- Work to be completed
Output each line of the listing below verbatim.

[Items from a data source]
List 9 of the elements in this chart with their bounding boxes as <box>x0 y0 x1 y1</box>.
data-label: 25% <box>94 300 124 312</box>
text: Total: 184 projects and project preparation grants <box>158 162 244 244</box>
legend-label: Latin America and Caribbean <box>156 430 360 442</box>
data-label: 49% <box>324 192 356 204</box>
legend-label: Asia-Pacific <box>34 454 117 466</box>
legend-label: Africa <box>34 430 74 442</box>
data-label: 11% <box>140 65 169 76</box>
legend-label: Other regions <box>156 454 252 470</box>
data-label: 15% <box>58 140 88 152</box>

- Response below
List 9 of the elements in this chart with their bounding boxes as <box>x0 y0 x1 y1</box>.
data-label: 25% <box>94 300 124 312</box>
text: Total: 184 projects and project preparation grants <box>158 162 244 244</box>
legend-label: Latin America and Caribbean <box>156 430 360 442</box>
data-label: 49% <box>324 192 356 204</box>
legend-label: Asia-Pacific <box>34 454 117 466</box>
legend-label: Africa <box>34 430 74 442</box>
data-label: 11% <box>140 65 169 76</box>
legend-label: Other regions <box>156 454 252 470</box>
data-label: 15% <box>58 140 88 152</box>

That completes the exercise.